Records of where elements appear:

* * * * * * * * *

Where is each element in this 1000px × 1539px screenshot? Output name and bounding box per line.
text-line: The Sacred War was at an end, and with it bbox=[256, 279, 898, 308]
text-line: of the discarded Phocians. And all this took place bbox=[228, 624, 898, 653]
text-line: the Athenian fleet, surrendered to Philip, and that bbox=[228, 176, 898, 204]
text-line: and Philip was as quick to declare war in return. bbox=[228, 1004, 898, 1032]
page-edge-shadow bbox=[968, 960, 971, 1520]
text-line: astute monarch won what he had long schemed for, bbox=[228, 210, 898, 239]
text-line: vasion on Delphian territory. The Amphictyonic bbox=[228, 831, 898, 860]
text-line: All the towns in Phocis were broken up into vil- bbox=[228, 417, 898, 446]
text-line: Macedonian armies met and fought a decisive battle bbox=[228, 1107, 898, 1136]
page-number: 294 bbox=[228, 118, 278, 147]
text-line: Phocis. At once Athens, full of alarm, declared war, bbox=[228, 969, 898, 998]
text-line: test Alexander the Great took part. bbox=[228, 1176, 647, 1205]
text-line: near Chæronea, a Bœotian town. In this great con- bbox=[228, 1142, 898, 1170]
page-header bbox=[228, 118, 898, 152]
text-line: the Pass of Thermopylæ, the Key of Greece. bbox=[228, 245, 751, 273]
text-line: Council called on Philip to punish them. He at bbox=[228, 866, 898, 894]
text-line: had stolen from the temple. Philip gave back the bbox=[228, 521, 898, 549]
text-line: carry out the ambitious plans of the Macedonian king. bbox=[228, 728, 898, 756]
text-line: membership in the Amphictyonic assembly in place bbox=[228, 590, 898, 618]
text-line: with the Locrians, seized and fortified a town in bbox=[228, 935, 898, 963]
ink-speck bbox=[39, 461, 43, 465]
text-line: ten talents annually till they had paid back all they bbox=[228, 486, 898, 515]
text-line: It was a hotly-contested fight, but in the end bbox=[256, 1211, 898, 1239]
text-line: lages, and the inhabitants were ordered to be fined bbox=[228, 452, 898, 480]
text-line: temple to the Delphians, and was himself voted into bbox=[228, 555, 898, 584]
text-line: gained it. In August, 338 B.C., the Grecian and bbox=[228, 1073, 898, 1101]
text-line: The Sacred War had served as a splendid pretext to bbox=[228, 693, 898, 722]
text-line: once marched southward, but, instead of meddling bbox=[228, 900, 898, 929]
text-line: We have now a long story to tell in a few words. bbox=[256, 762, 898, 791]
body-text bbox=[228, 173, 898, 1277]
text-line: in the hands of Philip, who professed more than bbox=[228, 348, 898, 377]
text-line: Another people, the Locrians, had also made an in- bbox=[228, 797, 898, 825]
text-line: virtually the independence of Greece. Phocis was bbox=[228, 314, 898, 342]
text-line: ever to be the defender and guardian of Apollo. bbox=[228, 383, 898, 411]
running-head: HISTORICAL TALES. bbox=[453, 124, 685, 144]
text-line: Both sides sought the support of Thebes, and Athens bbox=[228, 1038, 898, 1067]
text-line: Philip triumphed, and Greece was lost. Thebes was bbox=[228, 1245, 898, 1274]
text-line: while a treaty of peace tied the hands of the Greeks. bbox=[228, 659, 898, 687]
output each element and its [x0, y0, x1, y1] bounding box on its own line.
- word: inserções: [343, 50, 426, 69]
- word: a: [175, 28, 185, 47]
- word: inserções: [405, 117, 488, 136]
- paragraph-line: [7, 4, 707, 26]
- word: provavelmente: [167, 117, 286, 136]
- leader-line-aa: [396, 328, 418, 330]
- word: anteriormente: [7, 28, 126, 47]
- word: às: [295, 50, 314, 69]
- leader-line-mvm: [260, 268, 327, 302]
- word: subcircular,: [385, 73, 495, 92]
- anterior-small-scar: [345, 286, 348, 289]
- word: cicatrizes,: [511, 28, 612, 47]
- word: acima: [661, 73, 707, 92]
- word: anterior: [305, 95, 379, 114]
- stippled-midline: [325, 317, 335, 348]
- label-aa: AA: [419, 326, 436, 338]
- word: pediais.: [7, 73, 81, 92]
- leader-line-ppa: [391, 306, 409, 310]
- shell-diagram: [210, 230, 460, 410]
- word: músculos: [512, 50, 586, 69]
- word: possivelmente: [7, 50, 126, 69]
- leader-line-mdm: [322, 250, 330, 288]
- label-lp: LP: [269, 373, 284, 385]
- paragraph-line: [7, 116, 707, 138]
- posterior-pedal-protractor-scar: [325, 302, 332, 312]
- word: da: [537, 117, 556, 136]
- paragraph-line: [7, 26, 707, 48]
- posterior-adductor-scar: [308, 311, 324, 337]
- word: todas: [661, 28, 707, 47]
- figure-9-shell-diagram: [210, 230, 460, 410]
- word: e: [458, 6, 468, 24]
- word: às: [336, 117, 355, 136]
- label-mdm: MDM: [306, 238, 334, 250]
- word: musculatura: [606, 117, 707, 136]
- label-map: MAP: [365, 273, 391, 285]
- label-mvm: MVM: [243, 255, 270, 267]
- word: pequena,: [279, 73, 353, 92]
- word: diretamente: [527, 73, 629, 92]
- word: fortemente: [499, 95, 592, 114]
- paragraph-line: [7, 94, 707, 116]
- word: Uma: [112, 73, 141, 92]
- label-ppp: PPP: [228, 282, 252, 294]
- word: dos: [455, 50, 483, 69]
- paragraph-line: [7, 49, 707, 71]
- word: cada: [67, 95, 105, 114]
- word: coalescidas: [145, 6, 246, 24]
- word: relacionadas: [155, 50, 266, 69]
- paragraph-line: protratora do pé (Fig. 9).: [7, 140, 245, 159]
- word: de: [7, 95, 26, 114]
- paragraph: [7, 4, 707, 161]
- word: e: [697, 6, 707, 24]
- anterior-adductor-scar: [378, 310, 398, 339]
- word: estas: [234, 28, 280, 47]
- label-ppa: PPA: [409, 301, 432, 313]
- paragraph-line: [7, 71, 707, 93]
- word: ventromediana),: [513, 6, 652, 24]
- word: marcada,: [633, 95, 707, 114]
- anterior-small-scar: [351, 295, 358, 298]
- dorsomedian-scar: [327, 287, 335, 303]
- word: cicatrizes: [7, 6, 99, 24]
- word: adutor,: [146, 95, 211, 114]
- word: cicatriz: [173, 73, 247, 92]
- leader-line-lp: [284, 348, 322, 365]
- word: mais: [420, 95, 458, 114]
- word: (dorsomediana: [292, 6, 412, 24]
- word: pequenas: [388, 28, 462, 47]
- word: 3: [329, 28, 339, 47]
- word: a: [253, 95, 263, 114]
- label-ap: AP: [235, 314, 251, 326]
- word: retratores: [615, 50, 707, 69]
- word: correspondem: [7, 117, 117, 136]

* * * * * * * * *

In every record above, rename "bounding box" to "box coordinates" and leave everything else unchanged.

The reply:
Where is each element in this 1000px × 1539px screenshot? Output name and box coordinates per line.
text-line: The Sacred War was at an end, and with it bbox=[256, 279, 898, 308]
text-line: of the discarded Phocians. And all this took place bbox=[228, 624, 898, 653]
text-line: the Athenian fleet, surrendered to Philip, and that bbox=[228, 176, 898, 204]
text-line: and Philip was as quick to declare war in return. bbox=[228, 1004, 898, 1032]
page-edge-shadow bbox=[968, 960, 971, 1520]
text-line: astute monarch won what he had long schemed for, bbox=[228, 210, 898, 239]
text-line: vasion on Delphian territory. The Amphictyonic bbox=[228, 831, 898, 860]
text-line: All the towns in Phocis were broken up into vil- bbox=[228, 417, 898, 446]
text-line: Macedonian armies met and fought a decisive battle bbox=[228, 1107, 898, 1136]
page-number: 294 bbox=[228, 118, 278, 147]
text-line: Phocis. At once Athens, full of alarm, declared war, bbox=[228, 969, 898, 998]
text-line: test Alexander the Great took part. bbox=[228, 1176, 647, 1205]
text-line: near Chæronea, a Bœotian town. In this great con- bbox=[228, 1142, 898, 1170]
page-header bbox=[228, 118, 898, 152]
text-line: the Pass of Thermopylæ, the Key of Greece. bbox=[228, 245, 751, 273]
text-line: Council called on Philip to punish them. He at bbox=[228, 866, 898, 894]
text-line: had stolen from the temple. Philip gave back the bbox=[228, 521, 898, 549]
text-line: carry out the ambitious plans of the Macedonian king. bbox=[228, 728, 898, 756]
text-line: membership in the Amphictyonic assembly in place bbox=[228, 590, 898, 618]
text-line: with the Locrians, seized and fortified a town in bbox=[228, 935, 898, 963]
ink-speck bbox=[39, 461, 43, 465]
text-line: ten talents annually till they had paid back all they bbox=[228, 486, 898, 515]
text-line: It was a hotly-contested fight, but in the end bbox=[256, 1211, 898, 1239]
text-line: lages, and the inhabitants were ordered to be fined bbox=[228, 452, 898, 480]
text-line: temple to the Delphians, and was himself voted into bbox=[228, 555, 898, 584]
text-line: gained it. In August, 338 B.C., the Grecian and bbox=[228, 1073, 898, 1101]
text-line: The Sacred War had served as a splendid pretext to bbox=[228, 693, 898, 722]
text-line: once marched southward, but, instead of meddling bbox=[228, 900, 898, 929]
text-line: We have now a long story to tell in a few words. bbox=[256, 762, 898, 791]
body-text bbox=[228, 173, 898, 1277]
text-line: in the hands of Philip, who professed more than bbox=[228, 348, 898, 377]
text-line: Another people, the Locrians, had also made an in- bbox=[228, 797, 898, 825]
text-line: virtually the independence of Greece. Phocis was bbox=[228, 314, 898, 342]
text-line: ever to be the defender and guardian of Apollo. bbox=[228, 383, 898, 411]
running-head: HISTORICAL TALES. bbox=[453, 124, 685, 144]
text-line: Both sides sought the support of Thebes, and Athens bbox=[228, 1038, 898, 1067]
text-line: Philip triumphed, and Greece was lost. Thebes was bbox=[228, 1245, 898, 1274]
text-line: while a treaty of peace tied the hands of the Greeks. bbox=[228, 659, 898, 687]
output each element and its [x0, y0, x1, y1] box coordinates on its own line.
- word: inserções: [343, 50, 426, 69]
- word: a: [175, 28, 185, 47]
- word: inserções: [405, 117, 488, 136]
- paragraph-line: [7, 4, 707, 26]
- word: provavelmente: [167, 117, 286, 136]
- leader-line-aa: [396, 328, 418, 330]
- word: anteriormente: [7, 28, 126, 47]
- word: às: [295, 50, 314, 69]
- leader-line-mvm: [260, 268, 327, 302]
- word: subcircular,: [385, 73, 495, 92]
- anterior-small-scar: [345, 286, 348, 289]
- word: cicatrizes,: [511, 28, 612, 47]
- word: acima: [661, 73, 707, 92]
- word: anterior: [305, 95, 379, 114]
- stippled-midline: [325, 317, 335, 348]
- label-aa: AA: [419, 326, 436, 338]
- word: pediais.: [7, 73, 81, 92]
- leader-line-ppa: [391, 306, 409, 310]
- shell-diagram: [210, 230, 460, 410]
- word: músculos: [512, 50, 586, 69]
- word: possivelmente: [7, 50, 126, 69]
- leader-line-mdm: [322, 250, 330, 288]
- label-lp: LP: [269, 373, 284, 385]
- paragraph-line: [7, 116, 707, 138]
- posterior-pedal-protractor-scar: [325, 302, 332, 312]
- word: da: [537, 117, 556, 136]
- paragraph-line: [7, 26, 707, 48]
- posterior-adductor-scar: [308, 311, 324, 337]
- word: todas: [661, 28, 707, 47]
- figure-9-shell-diagram: [210, 230, 460, 410]
- word: e: [458, 6, 468, 24]
- word: às: [336, 117, 355, 136]
- label-mdm: MDM: [306, 238, 334, 250]
- word: musculatura: [606, 117, 707, 136]
- label-map: MAP: [365, 273, 391, 285]
- label-mvm: MVM: [243, 255, 270, 267]
- word: pequena,: [279, 73, 353, 92]
- word: diretamente: [527, 73, 629, 92]
- word: fortemente: [499, 95, 592, 114]
- paragraph-line: [7, 94, 707, 116]
- word: Uma: [112, 73, 141, 92]
- label-ppp: PPP: [228, 282, 252, 294]
- word: dos: [455, 50, 483, 69]
- paragraph-line: [7, 49, 707, 71]
- word: cada: [67, 95, 105, 114]
- word: coalescidas: [145, 6, 246, 24]
- word: relacionadas: [155, 50, 266, 69]
- paragraph-line: protratora do pé (Fig. 9).: [7, 140, 245, 159]
- word: de: [7, 95, 26, 114]
- paragraph: [7, 4, 707, 161]
- word: e: [697, 6, 707, 24]
- anterior-adductor-scar: [378, 310, 398, 339]
- word: estas: [234, 28, 280, 47]
- label-ppa: PPA: [409, 301, 432, 313]
- paragraph-line: [7, 71, 707, 93]
- word: ventromediana),: [513, 6, 652, 24]
- word: marcada,: [633, 95, 707, 114]
- anterior-small-scar: [351, 295, 358, 298]
- dorsomedian-scar: [327, 287, 335, 303]
- word: cicatrizes: [7, 6, 99, 24]
- word: adutor,: [146, 95, 211, 114]
- word: cicatriz: [173, 73, 247, 92]
- leader-line-lp: [284, 348, 322, 365]
- word: mais: [420, 95, 458, 114]
- word: (dorsomediana: [292, 6, 412, 24]
- word: pequenas: [388, 28, 462, 47]
- word: 3: [329, 28, 339, 47]
- word: a: [253, 95, 263, 114]
- label-ap: AP: [235, 314, 251, 326]
- word: retratores: [615, 50, 707, 69]
- word: correspondem: [7, 117, 117, 136]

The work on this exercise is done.